From the listing below, pull out the lines that hold "this".

━━━━━━

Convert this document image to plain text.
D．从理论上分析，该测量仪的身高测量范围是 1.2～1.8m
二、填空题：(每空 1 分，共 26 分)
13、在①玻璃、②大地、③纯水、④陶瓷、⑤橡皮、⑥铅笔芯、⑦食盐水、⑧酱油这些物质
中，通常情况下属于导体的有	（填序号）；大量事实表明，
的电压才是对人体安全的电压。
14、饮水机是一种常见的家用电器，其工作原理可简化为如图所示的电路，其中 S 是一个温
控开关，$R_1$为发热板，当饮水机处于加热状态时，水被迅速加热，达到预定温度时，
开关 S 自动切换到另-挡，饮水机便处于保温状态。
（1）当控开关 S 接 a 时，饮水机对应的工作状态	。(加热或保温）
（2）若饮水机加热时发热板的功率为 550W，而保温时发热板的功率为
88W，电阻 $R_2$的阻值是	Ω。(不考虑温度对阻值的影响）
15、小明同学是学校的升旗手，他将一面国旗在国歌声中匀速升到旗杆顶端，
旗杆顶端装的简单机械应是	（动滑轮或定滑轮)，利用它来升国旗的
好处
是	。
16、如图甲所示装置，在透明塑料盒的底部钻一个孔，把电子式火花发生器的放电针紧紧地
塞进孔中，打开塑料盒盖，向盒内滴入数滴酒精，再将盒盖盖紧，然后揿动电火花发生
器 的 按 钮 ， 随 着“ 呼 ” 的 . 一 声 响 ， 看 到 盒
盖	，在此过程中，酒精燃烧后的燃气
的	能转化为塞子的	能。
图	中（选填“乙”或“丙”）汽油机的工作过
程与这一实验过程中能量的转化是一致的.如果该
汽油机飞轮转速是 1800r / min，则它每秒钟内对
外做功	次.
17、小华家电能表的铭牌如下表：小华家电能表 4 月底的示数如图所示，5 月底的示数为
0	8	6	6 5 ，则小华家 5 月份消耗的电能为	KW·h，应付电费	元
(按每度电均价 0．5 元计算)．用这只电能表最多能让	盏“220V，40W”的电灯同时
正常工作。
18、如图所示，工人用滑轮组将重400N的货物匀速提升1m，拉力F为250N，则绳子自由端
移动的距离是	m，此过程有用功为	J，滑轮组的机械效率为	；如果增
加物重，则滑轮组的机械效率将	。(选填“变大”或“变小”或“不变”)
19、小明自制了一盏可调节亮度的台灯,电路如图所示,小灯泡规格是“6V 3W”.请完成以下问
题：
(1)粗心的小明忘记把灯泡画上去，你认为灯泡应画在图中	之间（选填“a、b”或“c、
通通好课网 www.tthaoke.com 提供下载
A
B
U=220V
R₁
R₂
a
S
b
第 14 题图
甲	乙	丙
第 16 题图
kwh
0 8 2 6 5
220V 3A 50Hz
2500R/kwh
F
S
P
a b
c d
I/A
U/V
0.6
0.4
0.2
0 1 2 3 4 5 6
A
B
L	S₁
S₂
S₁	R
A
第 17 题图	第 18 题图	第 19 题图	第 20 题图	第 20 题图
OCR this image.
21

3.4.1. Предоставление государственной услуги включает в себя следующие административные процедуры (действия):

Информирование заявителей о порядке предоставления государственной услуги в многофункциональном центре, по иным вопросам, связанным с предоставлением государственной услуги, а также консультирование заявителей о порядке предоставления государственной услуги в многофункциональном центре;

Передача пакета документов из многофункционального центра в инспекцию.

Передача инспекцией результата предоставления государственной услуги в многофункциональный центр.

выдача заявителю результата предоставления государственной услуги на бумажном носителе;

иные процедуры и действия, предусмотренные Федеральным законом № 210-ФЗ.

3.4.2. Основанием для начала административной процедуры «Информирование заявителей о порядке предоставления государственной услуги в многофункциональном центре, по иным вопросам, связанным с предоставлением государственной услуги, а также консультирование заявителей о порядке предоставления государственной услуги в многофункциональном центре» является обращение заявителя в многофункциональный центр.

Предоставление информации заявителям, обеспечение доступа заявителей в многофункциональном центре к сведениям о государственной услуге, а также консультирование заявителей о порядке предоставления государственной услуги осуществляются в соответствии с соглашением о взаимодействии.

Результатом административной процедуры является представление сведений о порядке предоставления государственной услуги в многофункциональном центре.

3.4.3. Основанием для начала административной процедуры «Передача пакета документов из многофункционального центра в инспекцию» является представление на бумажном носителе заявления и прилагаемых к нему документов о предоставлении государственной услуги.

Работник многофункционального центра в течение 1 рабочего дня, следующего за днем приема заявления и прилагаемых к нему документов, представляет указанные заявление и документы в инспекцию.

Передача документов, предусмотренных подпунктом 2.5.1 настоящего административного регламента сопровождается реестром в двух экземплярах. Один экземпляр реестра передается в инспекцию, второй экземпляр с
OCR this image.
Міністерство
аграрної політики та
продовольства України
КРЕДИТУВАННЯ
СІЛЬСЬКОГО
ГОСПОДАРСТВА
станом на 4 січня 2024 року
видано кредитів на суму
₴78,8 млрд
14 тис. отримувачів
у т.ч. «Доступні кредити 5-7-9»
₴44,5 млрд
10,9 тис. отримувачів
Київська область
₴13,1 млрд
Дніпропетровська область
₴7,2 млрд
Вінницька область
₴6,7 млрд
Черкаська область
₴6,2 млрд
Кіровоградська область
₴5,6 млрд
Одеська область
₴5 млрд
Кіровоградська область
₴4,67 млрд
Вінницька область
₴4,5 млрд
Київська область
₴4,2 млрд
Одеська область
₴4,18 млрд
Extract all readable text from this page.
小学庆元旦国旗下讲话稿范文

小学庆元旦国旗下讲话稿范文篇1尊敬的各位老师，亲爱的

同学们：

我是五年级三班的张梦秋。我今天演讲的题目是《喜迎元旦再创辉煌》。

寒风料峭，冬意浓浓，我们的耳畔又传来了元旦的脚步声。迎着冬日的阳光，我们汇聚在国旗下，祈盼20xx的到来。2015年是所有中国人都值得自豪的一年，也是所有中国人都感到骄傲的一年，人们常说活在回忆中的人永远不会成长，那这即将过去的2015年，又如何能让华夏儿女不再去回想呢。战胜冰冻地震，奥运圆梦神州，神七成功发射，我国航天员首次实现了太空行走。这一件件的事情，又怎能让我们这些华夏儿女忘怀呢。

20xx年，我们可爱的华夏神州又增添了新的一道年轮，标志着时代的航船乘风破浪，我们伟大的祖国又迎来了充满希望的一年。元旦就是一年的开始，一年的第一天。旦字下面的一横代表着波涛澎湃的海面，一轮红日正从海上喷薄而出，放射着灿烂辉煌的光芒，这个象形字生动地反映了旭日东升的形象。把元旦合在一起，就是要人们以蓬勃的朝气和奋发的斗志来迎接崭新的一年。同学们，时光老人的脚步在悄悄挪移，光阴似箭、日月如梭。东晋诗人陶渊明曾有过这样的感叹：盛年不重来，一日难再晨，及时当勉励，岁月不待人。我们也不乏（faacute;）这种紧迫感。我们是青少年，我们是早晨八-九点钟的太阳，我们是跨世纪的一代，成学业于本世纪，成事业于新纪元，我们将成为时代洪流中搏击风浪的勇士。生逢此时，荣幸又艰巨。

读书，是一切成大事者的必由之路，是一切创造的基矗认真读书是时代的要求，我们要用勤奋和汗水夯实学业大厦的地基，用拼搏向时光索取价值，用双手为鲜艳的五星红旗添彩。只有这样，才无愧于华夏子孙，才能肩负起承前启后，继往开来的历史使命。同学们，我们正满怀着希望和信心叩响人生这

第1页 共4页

━━━━━━

# [EXPECTED ANSWER]
Convert this document image to plain text.
OCR this image.
OCR this image.
Extract all readable text from this page.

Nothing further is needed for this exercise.